### WHAT THE TASK REQUIRES
Below are entries. Pull out all lines containing "fill".
═════ RECORDS ═════
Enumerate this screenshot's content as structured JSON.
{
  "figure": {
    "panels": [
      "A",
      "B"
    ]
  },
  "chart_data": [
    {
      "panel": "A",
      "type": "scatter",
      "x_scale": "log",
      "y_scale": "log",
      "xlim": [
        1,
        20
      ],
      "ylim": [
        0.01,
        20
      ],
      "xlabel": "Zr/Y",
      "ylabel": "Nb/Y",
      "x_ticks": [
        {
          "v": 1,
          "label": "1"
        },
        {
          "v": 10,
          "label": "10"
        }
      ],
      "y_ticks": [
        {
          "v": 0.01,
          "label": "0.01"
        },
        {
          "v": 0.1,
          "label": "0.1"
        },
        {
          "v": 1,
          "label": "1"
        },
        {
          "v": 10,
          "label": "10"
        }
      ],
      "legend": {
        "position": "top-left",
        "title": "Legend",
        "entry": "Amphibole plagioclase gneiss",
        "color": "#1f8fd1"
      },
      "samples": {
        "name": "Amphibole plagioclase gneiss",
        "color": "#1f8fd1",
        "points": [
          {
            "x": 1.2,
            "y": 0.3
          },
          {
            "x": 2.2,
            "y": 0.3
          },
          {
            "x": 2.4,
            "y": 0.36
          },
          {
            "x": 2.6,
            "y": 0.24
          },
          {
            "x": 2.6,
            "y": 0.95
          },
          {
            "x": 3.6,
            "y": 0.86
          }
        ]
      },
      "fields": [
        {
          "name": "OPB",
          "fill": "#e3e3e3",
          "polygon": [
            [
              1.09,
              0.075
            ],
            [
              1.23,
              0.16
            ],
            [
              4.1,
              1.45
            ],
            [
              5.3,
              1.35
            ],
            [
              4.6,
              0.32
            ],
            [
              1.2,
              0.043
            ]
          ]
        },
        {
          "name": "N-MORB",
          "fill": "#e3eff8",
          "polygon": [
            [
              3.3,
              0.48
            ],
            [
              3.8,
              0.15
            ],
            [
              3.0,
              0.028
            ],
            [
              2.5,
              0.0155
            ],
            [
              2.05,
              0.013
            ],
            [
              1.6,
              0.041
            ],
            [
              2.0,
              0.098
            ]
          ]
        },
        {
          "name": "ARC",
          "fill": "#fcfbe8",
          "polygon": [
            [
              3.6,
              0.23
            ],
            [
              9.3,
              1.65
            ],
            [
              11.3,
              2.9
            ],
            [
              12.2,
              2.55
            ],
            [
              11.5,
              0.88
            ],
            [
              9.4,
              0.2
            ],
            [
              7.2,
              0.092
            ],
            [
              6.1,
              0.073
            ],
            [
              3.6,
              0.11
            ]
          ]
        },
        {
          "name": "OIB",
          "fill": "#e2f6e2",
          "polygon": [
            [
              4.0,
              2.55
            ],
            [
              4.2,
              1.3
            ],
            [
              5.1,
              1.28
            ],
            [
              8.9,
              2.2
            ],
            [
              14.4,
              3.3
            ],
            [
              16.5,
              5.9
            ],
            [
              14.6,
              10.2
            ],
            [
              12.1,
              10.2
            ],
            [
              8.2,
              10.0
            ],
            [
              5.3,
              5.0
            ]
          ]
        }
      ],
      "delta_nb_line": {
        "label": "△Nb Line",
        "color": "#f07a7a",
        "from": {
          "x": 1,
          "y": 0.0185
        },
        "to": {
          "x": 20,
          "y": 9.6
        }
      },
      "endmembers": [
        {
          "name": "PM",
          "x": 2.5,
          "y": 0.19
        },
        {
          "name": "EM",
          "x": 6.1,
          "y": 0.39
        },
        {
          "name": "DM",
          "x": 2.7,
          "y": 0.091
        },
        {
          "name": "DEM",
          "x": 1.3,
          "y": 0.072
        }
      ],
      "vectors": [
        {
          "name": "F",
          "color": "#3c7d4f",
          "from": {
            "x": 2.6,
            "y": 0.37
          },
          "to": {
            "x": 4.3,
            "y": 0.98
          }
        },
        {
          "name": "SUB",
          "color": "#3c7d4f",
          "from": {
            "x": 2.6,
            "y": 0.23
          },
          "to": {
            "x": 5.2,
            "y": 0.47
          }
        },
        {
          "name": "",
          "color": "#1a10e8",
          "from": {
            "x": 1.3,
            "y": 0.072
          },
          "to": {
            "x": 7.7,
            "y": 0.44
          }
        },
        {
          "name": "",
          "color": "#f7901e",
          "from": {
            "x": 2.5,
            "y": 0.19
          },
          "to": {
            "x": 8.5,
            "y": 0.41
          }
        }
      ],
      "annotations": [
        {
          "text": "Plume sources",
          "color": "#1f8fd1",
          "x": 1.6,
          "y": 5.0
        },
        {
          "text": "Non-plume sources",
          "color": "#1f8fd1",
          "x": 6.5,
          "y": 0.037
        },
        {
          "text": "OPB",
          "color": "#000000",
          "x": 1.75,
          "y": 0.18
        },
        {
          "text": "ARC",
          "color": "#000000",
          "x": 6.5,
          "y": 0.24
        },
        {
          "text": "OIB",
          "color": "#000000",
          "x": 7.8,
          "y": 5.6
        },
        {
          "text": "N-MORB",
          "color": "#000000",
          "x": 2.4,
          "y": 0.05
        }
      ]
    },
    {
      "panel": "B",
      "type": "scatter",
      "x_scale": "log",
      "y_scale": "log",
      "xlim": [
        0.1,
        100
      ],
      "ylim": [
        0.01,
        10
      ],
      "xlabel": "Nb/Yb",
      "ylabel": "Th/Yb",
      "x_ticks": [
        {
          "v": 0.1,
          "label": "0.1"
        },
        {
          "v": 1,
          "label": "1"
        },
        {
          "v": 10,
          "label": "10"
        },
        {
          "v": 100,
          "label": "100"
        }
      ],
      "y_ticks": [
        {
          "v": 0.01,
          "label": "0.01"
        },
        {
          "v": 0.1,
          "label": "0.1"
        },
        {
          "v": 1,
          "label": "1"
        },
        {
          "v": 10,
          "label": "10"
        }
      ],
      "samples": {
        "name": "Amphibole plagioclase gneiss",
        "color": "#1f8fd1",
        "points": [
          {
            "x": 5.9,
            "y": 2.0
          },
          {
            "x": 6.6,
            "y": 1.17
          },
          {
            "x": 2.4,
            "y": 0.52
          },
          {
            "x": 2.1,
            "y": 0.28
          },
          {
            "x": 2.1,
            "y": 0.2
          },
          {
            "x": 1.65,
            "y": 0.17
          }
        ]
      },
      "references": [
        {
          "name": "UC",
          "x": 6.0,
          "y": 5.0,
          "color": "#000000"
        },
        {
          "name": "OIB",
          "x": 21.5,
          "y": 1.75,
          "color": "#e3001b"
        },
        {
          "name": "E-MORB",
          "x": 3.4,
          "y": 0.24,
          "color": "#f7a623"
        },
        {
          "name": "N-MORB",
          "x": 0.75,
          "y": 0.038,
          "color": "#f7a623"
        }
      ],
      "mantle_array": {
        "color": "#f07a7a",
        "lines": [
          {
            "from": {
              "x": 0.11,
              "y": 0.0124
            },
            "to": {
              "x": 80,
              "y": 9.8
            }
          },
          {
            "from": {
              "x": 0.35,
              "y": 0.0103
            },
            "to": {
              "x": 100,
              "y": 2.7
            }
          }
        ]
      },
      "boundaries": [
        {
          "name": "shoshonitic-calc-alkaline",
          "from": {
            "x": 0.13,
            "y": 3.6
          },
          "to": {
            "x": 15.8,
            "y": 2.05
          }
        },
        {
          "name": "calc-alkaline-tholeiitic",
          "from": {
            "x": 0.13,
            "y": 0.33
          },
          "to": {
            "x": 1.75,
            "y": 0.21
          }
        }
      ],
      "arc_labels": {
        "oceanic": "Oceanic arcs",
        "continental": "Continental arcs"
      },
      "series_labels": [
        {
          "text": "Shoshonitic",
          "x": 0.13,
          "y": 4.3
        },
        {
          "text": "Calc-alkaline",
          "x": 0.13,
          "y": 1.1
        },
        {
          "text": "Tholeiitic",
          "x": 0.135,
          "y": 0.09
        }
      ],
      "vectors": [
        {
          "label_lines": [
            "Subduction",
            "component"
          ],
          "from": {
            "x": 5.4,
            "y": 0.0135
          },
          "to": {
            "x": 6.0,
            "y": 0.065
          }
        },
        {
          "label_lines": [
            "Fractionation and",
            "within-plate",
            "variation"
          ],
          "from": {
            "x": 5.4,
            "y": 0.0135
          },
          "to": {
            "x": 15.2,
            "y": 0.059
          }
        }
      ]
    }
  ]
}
═════
### WRITTEN SOLUTION
          "fill": "#e3e3e3",
          "fill": "#e3eff8",
          "fill": "#fcfbe8",
          "fill": "#e2f6e2",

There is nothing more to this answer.